:: Task description ::
Every line that contains the word "this" should be copied out.

:: Provided data ::

□ □ □ □ □ □ □

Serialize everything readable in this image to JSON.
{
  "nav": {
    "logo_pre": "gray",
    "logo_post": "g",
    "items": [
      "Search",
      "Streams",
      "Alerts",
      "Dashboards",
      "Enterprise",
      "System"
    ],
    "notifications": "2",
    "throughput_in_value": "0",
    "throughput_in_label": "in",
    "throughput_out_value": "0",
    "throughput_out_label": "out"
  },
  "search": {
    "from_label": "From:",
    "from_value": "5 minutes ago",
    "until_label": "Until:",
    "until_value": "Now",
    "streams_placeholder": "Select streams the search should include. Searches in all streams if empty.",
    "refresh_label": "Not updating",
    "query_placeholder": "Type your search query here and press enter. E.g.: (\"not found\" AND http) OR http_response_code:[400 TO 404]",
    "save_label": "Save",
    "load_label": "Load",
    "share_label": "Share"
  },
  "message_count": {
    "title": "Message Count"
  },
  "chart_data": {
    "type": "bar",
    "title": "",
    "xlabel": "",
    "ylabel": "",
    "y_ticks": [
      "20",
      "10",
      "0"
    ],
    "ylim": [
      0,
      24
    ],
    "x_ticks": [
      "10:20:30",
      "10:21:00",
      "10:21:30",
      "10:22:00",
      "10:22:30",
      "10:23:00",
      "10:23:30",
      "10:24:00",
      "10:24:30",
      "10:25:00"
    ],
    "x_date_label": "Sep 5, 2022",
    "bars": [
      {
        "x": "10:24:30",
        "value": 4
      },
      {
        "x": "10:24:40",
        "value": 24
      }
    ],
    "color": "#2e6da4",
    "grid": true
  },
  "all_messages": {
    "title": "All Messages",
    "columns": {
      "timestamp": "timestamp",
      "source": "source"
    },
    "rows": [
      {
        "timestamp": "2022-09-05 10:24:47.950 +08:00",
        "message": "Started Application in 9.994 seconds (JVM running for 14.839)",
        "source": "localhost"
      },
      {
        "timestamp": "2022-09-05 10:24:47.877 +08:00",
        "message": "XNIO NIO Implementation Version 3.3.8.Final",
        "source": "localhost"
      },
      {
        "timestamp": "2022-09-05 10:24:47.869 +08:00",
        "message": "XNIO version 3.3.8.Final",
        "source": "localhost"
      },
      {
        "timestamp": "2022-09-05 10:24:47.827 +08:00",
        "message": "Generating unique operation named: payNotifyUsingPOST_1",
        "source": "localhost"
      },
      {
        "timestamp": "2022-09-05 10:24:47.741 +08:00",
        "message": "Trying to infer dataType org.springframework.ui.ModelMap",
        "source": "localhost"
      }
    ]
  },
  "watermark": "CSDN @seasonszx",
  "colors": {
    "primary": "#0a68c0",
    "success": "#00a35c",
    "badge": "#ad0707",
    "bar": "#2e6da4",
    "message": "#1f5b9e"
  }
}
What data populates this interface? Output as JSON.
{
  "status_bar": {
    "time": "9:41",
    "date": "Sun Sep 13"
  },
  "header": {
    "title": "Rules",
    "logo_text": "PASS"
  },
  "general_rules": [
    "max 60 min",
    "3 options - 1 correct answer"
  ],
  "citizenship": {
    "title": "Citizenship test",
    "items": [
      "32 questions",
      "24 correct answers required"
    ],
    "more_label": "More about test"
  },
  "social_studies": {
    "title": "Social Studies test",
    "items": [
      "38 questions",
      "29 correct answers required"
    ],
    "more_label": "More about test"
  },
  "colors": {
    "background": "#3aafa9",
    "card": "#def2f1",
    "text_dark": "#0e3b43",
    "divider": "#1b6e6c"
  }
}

□ □ □ □ □ □ □

:: Written response ::
Serialize everything readable in this image to JSON.
What data populates this interface? Output as JSON.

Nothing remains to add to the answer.